The Other Side of Hope movie still of restaurateur Wikström & staff including refugee Khaled

The Other Side of Hope

Touted as a comedy, The Other Side of Hope is a melancholy work that presents a bleak view of the lot of illegal refugees in Finland. The main worth of the film is in personifying the plight of illegal refugees.

3 out of 5 stars

Review: (rolanstein)
Finland’s best-known director Aki Kaurismäki’s The Other Side of Hope is billed as a comedy, which seems incongruous for a film focusing on the desperate situation of stowaway Syrian refugee Khaled (Sherwan Haji), who must find a way to make a home in Finland despite his illegal status. Indeed, you probably have to be Finnish to get more than a smirk or two out of it (although they’re a dour lot not given to mirth, at least as depicted here).

## Recorded information
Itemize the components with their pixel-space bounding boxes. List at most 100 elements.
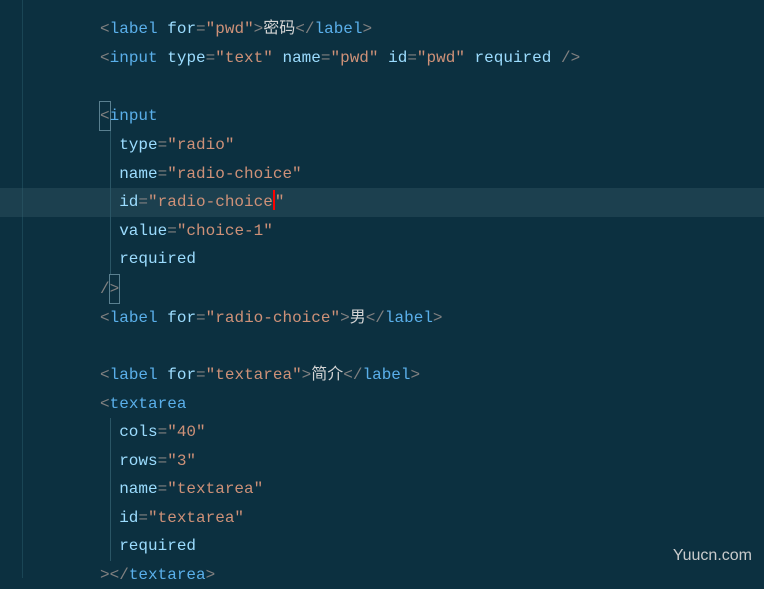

## Your instructions
Please answer these questions about the film review:
(a) What star rating does the review give the film?
(b) Which actor plays Khaled?
(c) According to the summary near the top, what is the main worth of the film?

## Full response
(a) 3 out of 5 stars.
(b) Sherwan Haji.
(c) Personifying the plight of illegal refugees.